[Data excerpts]
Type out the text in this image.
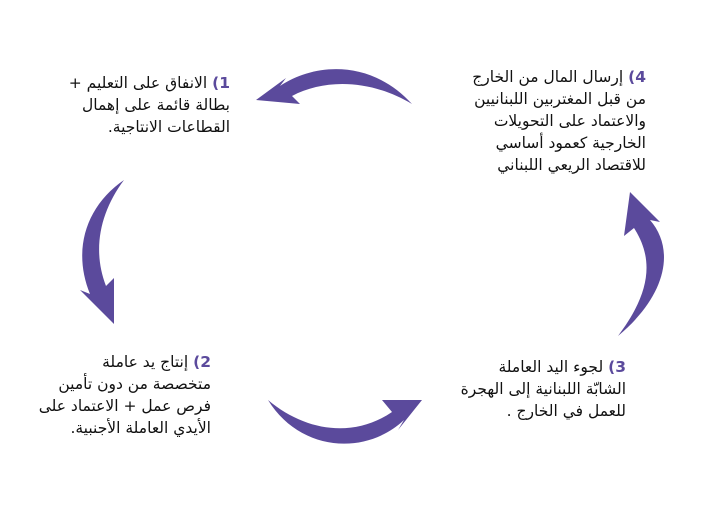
1) الانفاق على التعليم +
بطالة قائمة على إهمال
القطاعات الانتاجية.
2) إنتاج يد عاملة
متخصصة من دون تأمين
فرص عمل + الاعتماد على
الأيدي العاملة الأجنبية.
3) لجوء اليد العاملة
الشابّة اللبنانية إلى الهجرة
للعمل في الخارج .
4) إرسال المال من الخارج
من قبل المغتربين اللبنانيين
والاعتماد على التحويلات
الخارجية كعمود أساسي
للاقتصاد الريعي اللبناني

What needs to be done:
Transcribe all the lines above exactly, apart from the pictures.

Finished exercise:
Type out the text in this image.
1) الانفاق على التعليم +
بطالة قائمة على إهمال
القطاعات الانتاجية.
2) إنتاج يد عاملة
متخصصة من دون تأمين
فرص عمل + الاعتماد على
الأيدي العاملة الأجنبية.
3) لجوء اليد العاملة
الشابّة اللبنانية إلى الهجرة
للعمل في الخارج .
4) إرسال المال من الخارج
من قبل المغتربين اللبنانيين
والاعتماد على التحويلات
الخارجية كعمود أساسي
للاقتصاد الريعي اللبناني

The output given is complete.